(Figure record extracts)
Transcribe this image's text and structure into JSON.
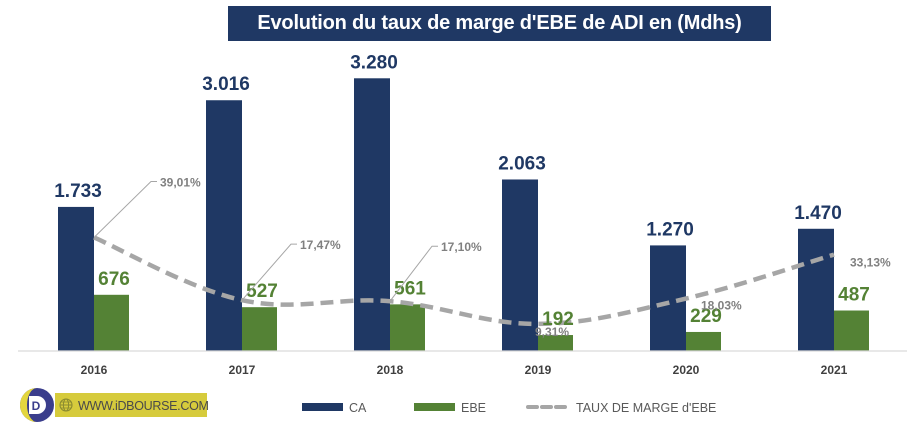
{
  "chart_data": {
    "type": "bar",
    "title": "Evolution du taux de marge d'EBE de ADI en (Mdhs)",
    "xlabel": "",
    "ylabel": "",
    "categories": [
      "2016",
      "2017",
      "2018",
      "2019",
      "2020",
      "2021"
    ],
    "ylim": [
      0,
      3500
    ],
    "y2lim": [
      0,
      100
    ],
    "grid": false,
    "legend_position": "bottom",
    "series": [
      {
        "name": "CA",
        "type": "bar",
        "color": "#1f3864",
        "values": [
          1733,
          3016,
          3280,
          2063,
          1270,
          1470
        ],
        "labels": [
          "1.733",
          "3.016",
          "3.280",
          "2.063",
          "1.270",
          "1.470"
        ]
      },
      {
        "name": "EBE",
        "type": "bar",
        "color": "#548235",
        "values": [
          676,
          527,
          561,
          192,
          229,
          487
        ],
        "labels": [
          "676",
          "527",
          "561",
          "192",
          "229",
          "487"
        ]
      },
      {
        "name": "TAUX DE MARGE d'EBE",
        "type": "line",
        "style": "dashed",
        "axis": "secondary",
        "color": "#a6a6a6",
        "values": [
          39.01,
          17.47,
          17.1,
          9.31,
          18.03,
          33.13
        ],
        "labels": [
          "39,01%",
          "17,47%",
          "17,10%",
          "9,31%",
          "18,03%",
          "33,13%"
        ]
      }
    ]
  },
  "branding": {
    "logo_letter": "D",
    "url_text": "WWW.iDBOURSE.COM",
    "colors": {
      "yellow": "#d6cb3c",
      "ring": "#3a3d8c"
    }
  }
}
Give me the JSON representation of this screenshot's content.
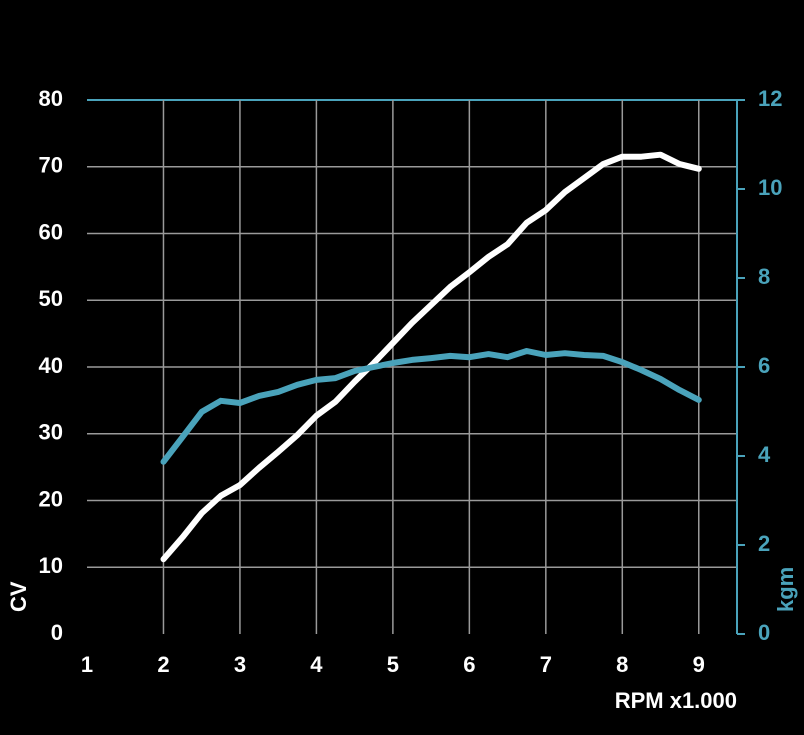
{
  "chart_data": {
    "type": "line",
    "xlabel": "RPM x1.000",
    "ylabel": "CV",
    "y2label": "kgm",
    "x": [
      2,
      2.25,
      2.5,
      2.75,
      3,
      3.25,
      3.5,
      3.75,
      4,
      4.25,
      4.5,
      4.75,
      5,
      5.25,
      5.5,
      5.75,
      6,
      6.25,
      6.5,
      6.75,
      7,
      7.25,
      7.5,
      7.75,
      8,
      8.25,
      8.5,
      8.75,
      9
    ],
    "series": [
      {
        "color": "#ffffff",
        "values": [
          11.2,
          14.5,
          18.1,
          20.7,
          22.3,
          24.9,
          27.3,
          29.8,
          32.7,
          34.8,
          37.8,
          40.6,
          43.6,
          46.6,
          49.3,
          52,
          54.2,
          56.5,
          58.4,
          61.6,
          63.5,
          66.2,
          68.3,
          70.4,
          71.5,
          71.5,
          71.8,
          70.4,
          69.7
        ]
      },
      {
        "color": "#4aa3bb",
        "axis": "y2",
        "values": [
          3.87,
          4.43,
          4.99,
          5.24,
          5.19,
          5.35,
          5.44,
          5.6,
          5.71,
          5.75,
          5.91,
          6.0,
          6.09,
          6.16,
          6.2,
          6.25,
          6.22,
          6.29,
          6.22,
          6.36,
          6.27,
          6.31,
          6.27,
          6.25,
          6.11,
          5.93,
          5.73,
          5.48,
          5.26
        ]
      }
    ],
    "xlim": [
      1,
      9.5
    ],
    "xticks": [
      1,
      2,
      3,
      4,
      5,
      6,
      7,
      8,
      9
    ],
    "ylim": [
      0,
      80
    ],
    "yticks": [
      0,
      10,
      20,
      30,
      40,
      50,
      60,
      70,
      80
    ],
    "y2lim": [
      0,
      12
    ],
    "y2ticks": [
      0,
      2,
      4,
      6,
      8,
      10,
      12
    ],
    "grid": true,
    "y2color": "#4aa3bb"
  }
}
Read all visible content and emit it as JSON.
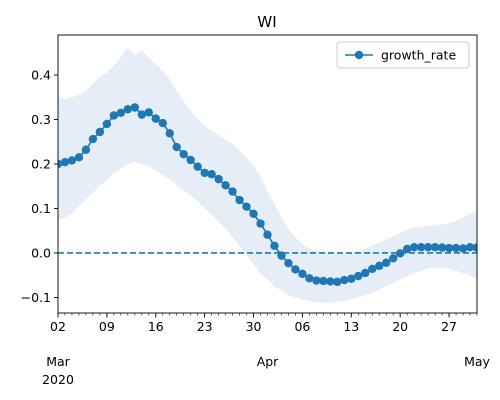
{
  "chart_data": {
    "type": "line",
    "title": "WI",
    "xlabel": "",
    "ylabel": "",
    "x_start": "2020-03-02",
    "x_end": "2020-05-01",
    "ylim": [
      -0.135,
      0.49
    ],
    "y_ticks": [
      "−0.1",
      "0.0",
      "0.1",
      "0.2",
      "0.3",
      "0.4"
    ],
    "x_ticks": [
      "02",
      "09",
      "16",
      "23",
      "30",
      "06",
      "13",
      "20",
      "27"
    ],
    "month_labels": [
      "Mar\n2020",
      "Apr",
      "May"
    ],
    "legend": {
      "position": "top-right",
      "entries": [
        "growth_rate"
      ]
    },
    "grid": false,
    "colors": {
      "series": "#1f77b4",
      "band": "#cfe0f0"
    },
    "reference_line": {
      "y": 0.0,
      "style": "dashed"
    },
    "series": [
      {
        "name": "growth_rate",
        "values": [
          0.2,
          0.204,
          0.208,
          0.215,
          0.232,
          0.256,
          0.272,
          0.29,
          0.309,
          0.315,
          0.323,
          0.327,
          0.311,
          0.316,
          0.302,
          0.292,
          0.269,
          0.238,
          0.222,
          0.209,
          0.194,
          0.18,
          0.177,
          0.166,
          0.152,
          0.138,
          0.119,
          0.104,
          0.088,
          0.066,
          0.041,
          0.016,
          -0.006,
          -0.023,
          -0.037,
          -0.047,
          -0.057,
          -0.062,
          -0.063,
          -0.064,
          -0.065,
          -0.061,
          -0.058,
          -0.052,
          -0.045,
          -0.036,
          -0.029,
          -0.022,
          -0.012,
          -0.001,
          0.009,
          0.013,
          0.013,
          0.013,
          0.013,
          0.012,
          0.011,
          0.011,
          0.01,
          0.013,
          0.012,
          0.011
        ]
      }
    ],
    "band": {
      "lower": [
        0.075,
        0.079,
        0.09,
        0.105,
        0.12,
        0.135,
        0.15,
        0.165,
        0.18,
        0.19,
        0.2,
        0.205,
        0.2,
        0.195,
        0.185,
        0.175,
        0.165,
        0.15,
        0.14,
        0.13,
        0.115,
        0.1,
        0.085,
        0.07,
        0.055,
        0.035,
        0.015,
        -0.005,
        -0.025,
        -0.045,
        -0.06,
        -0.075,
        -0.085,
        -0.095,
        -0.1,
        -0.105,
        -0.108,
        -0.11,
        -0.112,
        -0.112,
        -0.11,
        -0.108,
        -0.105,
        -0.1,
        -0.095,
        -0.09,
        -0.083,
        -0.075,
        -0.067,
        -0.06,
        -0.052,
        -0.045,
        -0.04,
        -0.035,
        -0.033,
        -0.033,
        -0.035,
        -0.04,
        -0.045,
        -0.05,
        -0.058,
        -0.068
      ],
      "upper": [
        0.35,
        0.345,
        0.35,
        0.355,
        0.365,
        0.38,
        0.395,
        0.405,
        0.42,
        0.44,
        0.462,
        0.445,
        0.455,
        0.44,
        0.425,
        0.41,
        0.39,
        0.365,
        0.34,
        0.32,
        0.3,
        0.285,
        0.275,
        0.265,
        0.255,
        0.245,
        0.23,
        0.215,
        0.195,
        0.17,
        0.14,
        0.11,
        0.08,
        0.055,
        0.035,
        0.02,
        0.01,
        0.005,
        0.002,
        0.0,
        -0.002,
        -0.002,
        0.0,
        0.005,
        0.01,
        0.017,
        0.023,
        0.03,
        0.037,
        0.045,
        0.052,
        0.057,
        0.06,
        0.06,
        0.062,
        0.064,
        0.067,
        0.072,
        0.08,
        0.088,
        0.096,
        0.108
      ]
    }
  }
}
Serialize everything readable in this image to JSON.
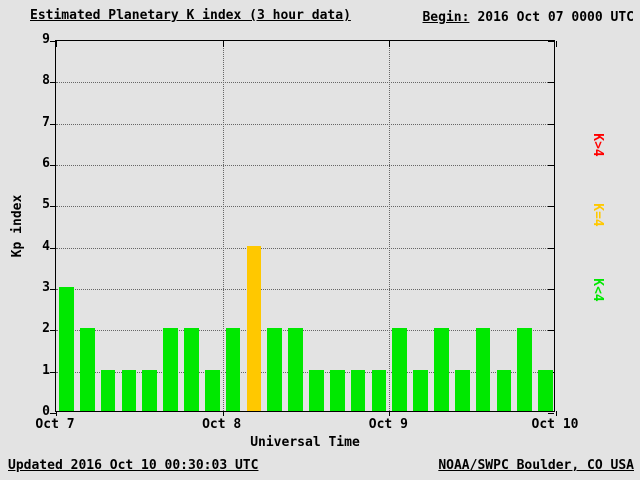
{
  "colors": {
    "background": "#e3e3e3",
    "bar_green": "#00e800",
    "bar_yellow": "#ffc800",
    "legend_red": "#ff0000",
    "text": "#000000"
  },
  "header": {
    "title": "Estimated Planetary K index (3 hour data)",
    "begin_label": "Begin:",
    "begin_value": "2016 Oct 07 0000 UTC"
  },
  "footer": {
    "updated": "Updated 2016 Oct 10 00:30:03 UTC",
    "source": "NOAA/SWPC Boulder, CO USA"
  },
  "chart_data": {
    "type": "bar",
    "title": "Estimated Planetary K index (3 hour data)",
    "xlabel": "Universal Time",
    "ylabel": "Kp index",
    "ylim": [
      0,
      9
    ],
    "yticks": [
      0,
      1,
      2,
      3,
      4,
      5,
      6,
      7,
      8,
      9
    ],
    "xticks": [
      "Oct 7",
      "Oct 8",
      "Oct 9",
      "Oct 10"
    ],
    "bar_interval_hours": 3,
    "values": [
      3,
      2,
      1,
      1,
      1,
      2,
      2,
      1,
      2,
      4,
      2,
      2,
      1,
      1,
      1,
      1,
      2,
      1,
      2,
      1,
      2,
      1,
      2,
      1
    ],
    "color_rule": "green if Kp<4, yellow if Kp=4, red if Kp>4",
    "grid": true,
    "legend_position": "right",
    "legend": [
      {
        "label": "K>4",
        "color": "#ff0000"
      },
      {
        "label": "K=4",
        "color": "#ffc800"
      },
      {
        "label": "K<4",
        "color": "#00e800"
      }
    ]
  }
}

Given exercise ▸ Locate the word "JSON" in the data above. Copy every line carrying it.

Task result ▸
Transcribe this image's text and structure into JSON.
Give me the JSON representation of this screenshot's content.
Read all visible content and emit it as JSON.
Serialize everything readable in this image to JSON.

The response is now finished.